◆ **EXERCISE BRIEF**: Return only the number of lines holding the word "develops".

Data records:
--- Start ---

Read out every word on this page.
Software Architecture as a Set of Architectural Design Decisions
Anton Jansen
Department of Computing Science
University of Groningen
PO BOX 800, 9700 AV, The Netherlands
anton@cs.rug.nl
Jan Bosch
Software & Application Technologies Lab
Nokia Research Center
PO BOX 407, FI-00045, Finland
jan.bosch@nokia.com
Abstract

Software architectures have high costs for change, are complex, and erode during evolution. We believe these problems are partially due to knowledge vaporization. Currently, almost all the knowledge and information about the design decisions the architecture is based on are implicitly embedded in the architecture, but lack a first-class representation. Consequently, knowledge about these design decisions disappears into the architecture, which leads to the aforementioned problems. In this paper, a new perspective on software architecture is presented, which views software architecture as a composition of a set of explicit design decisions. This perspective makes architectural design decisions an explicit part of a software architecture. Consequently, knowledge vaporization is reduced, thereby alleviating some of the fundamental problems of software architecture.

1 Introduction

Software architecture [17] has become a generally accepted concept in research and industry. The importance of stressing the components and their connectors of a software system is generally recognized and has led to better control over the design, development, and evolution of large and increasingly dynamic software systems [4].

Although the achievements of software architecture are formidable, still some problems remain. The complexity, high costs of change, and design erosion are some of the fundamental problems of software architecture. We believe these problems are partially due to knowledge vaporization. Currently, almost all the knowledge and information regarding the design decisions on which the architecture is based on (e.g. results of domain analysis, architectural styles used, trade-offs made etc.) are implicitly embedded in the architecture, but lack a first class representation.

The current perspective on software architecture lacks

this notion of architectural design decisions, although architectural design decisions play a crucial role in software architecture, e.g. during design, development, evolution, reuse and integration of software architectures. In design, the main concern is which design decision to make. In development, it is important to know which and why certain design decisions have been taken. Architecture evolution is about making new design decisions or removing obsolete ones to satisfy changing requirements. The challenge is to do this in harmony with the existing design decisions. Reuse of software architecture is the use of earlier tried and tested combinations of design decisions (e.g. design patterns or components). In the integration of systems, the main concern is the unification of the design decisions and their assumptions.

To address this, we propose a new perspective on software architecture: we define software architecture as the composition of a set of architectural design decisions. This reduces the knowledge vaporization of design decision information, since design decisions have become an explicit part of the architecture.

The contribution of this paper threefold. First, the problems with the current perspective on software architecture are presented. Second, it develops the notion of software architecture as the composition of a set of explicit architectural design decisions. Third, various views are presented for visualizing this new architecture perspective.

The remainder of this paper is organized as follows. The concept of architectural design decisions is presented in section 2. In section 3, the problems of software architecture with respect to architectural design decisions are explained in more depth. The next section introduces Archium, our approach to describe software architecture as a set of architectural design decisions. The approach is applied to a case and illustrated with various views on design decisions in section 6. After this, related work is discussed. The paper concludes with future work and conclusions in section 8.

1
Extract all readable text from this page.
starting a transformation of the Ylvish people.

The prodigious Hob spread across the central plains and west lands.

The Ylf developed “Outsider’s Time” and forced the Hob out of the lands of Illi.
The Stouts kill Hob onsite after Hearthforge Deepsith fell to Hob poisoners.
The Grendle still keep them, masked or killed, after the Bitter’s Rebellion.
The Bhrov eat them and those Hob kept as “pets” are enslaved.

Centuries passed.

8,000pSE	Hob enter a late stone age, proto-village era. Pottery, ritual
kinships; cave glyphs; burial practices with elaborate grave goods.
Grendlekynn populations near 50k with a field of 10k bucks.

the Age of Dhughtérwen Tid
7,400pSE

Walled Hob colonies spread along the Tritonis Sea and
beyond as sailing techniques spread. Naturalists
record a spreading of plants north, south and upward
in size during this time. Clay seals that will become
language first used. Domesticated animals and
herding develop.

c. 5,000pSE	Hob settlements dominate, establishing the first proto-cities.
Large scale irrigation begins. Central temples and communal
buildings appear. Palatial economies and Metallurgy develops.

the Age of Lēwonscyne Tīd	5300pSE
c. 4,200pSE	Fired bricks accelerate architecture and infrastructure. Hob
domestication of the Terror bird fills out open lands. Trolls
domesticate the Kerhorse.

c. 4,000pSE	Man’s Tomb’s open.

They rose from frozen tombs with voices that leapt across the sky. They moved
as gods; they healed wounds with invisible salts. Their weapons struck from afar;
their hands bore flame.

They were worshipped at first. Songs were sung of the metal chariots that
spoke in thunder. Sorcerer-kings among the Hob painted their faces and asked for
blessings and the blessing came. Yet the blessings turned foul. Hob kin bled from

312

--- End ---

◆ **TASK OUTPUT**: 2